(INSTRUCTION)
From the listing below, select every line where the word "this" appears.

─── STORED DATA

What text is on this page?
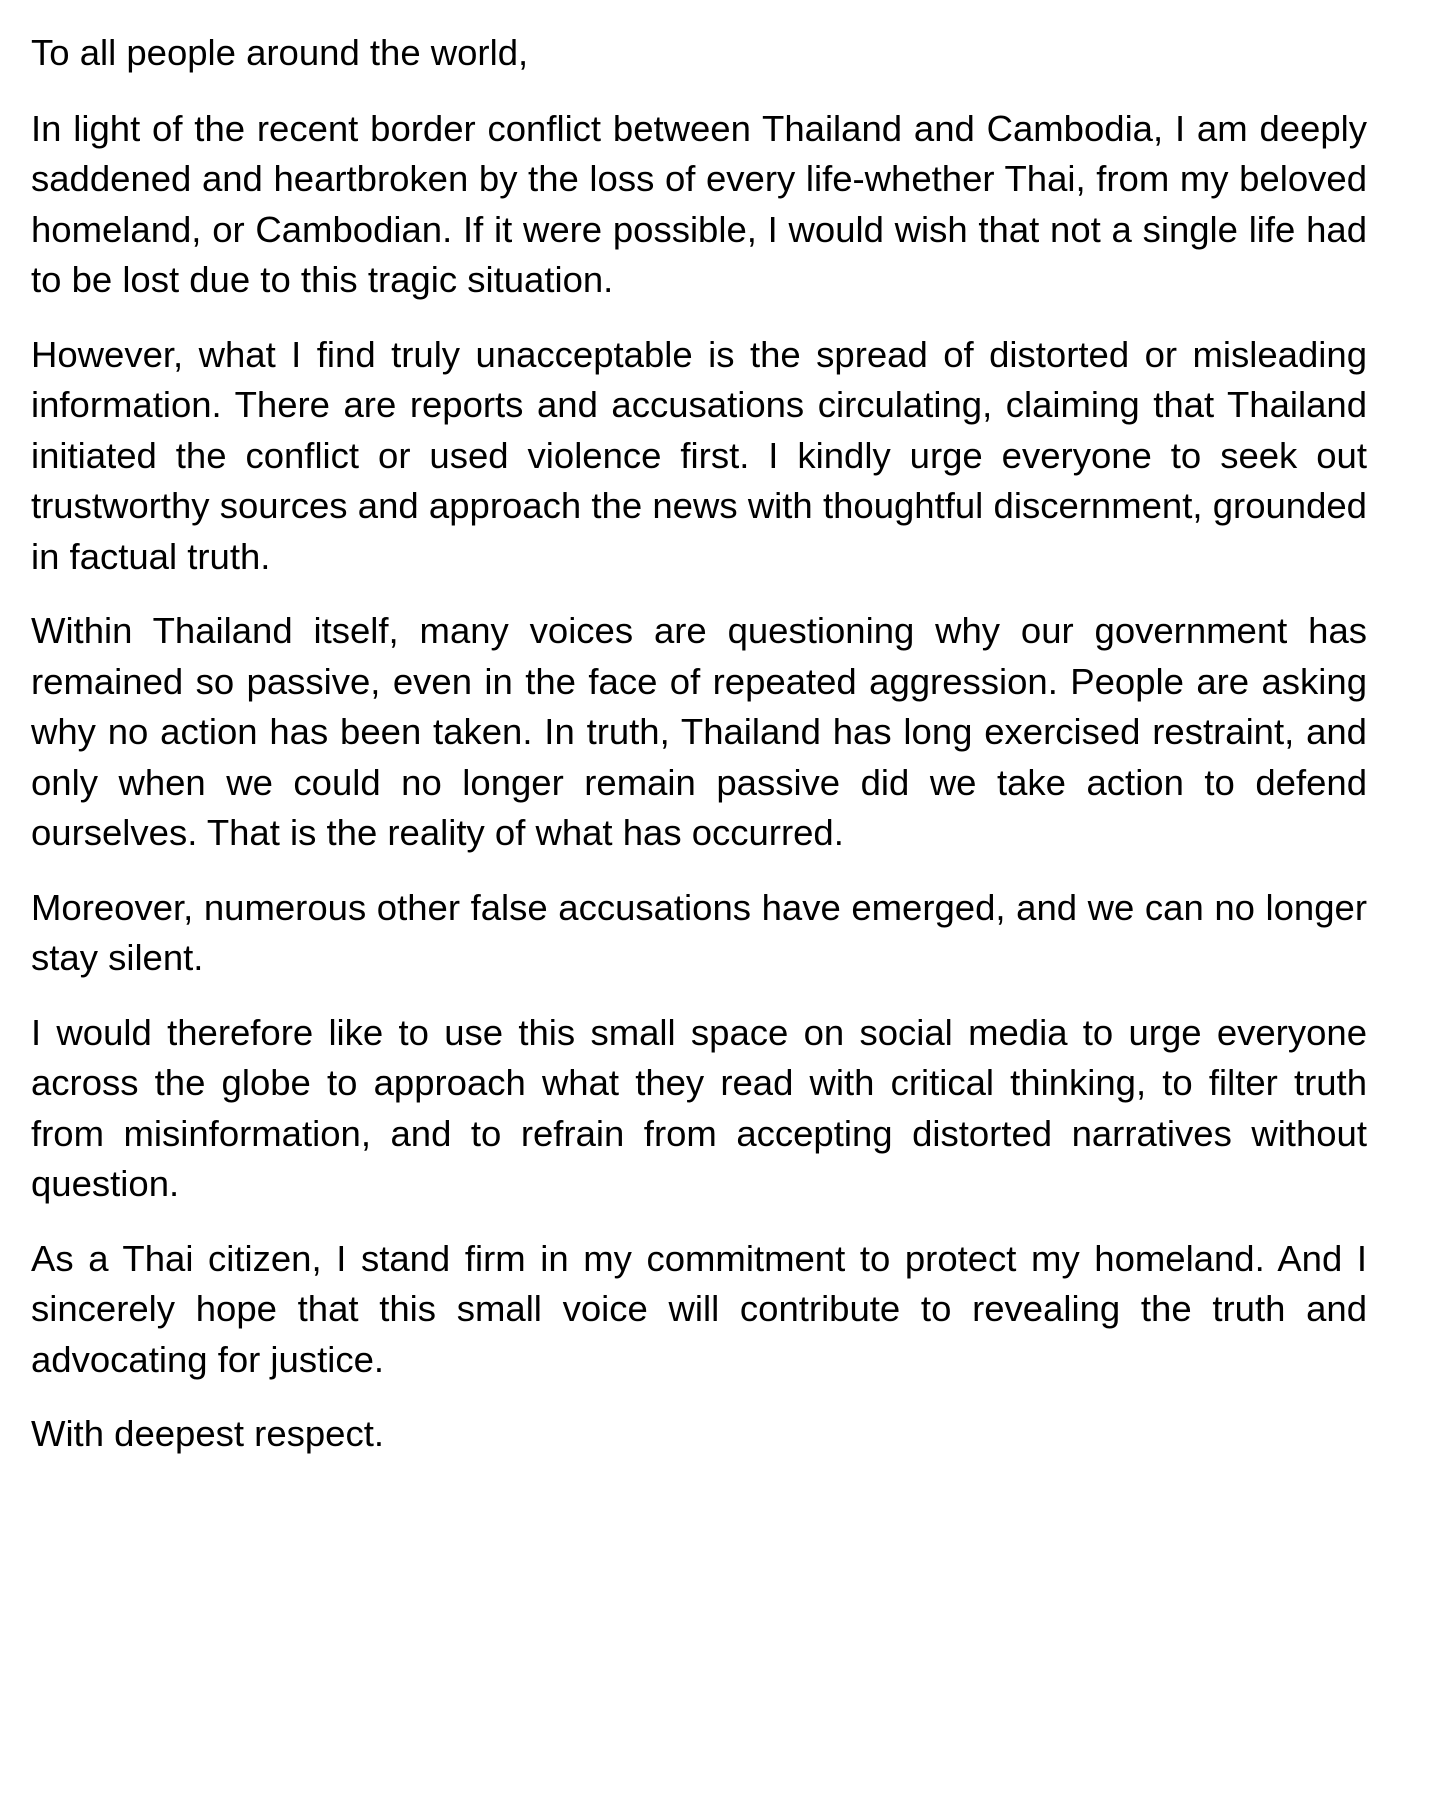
To all people around the world,

In light of the recent border conflict between Thailand and Cambodia, I am deeply saddened and heartbroken by the loss of every life-whether Thai, from my beloved homeland, or Cambodian. If it were possible, I would wish that not a single life had to be lost due to this tragic situation.

However, what I find truly unacceptable is the spread of distorted or misleading information. There are reports and accusations circulating, claiming that Thailand initiated the conflict or used violence first. I kindly urge everyone to seek out trustworthy sources and approach the news with thoughtful discernment, grounded in factual truth.

Within Thailand itself, many voices are questioning why our government has remained so passive, even in the face of repeated aggression. People are asking why no action has been taken. In truth, Thailand has long exercised restraint, and only when we could no longer remain passive did we take action to defend ourselves. That is the reality of what has occurred.

Moreover, numerous other false accusations have emerged, and we can no longer stay silent.

I would therefore like to use this small space on social media to urge everyone across the globe to approach what they read with critical thinking, to filter truth from misinformation, and to refrain from accepting distorted narratives without question.

As a Thai citizen, I stand firm in my commitment to protect my homeland. And I sincerely hope that this small voice will contribute to revealing the truth and advocating for justice.

With deepest respect.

──────

(SOLVED PROBLEM)
What text is on this page?
In light of the recent border conflict between Thailand and Cambodia, I am deeply saddened and heartbroken by the loss of every life-whether Thai, from my beloved homeland, or Cambodian. If it were possible, I would wish that not a single life had to be lost due to this tragic situation.
I would therefore like to use this small space on social media to urge everyone across the globe to approach what they read with critical thinking, to filter truth from misinformation, and to refrain from accepting distorted narratives without question.
As a Thai citizen, I stand firm in my commitment to protect my homeland. And I sincerely hope that this small voice will contribute to revealing the truth and advocating for justice.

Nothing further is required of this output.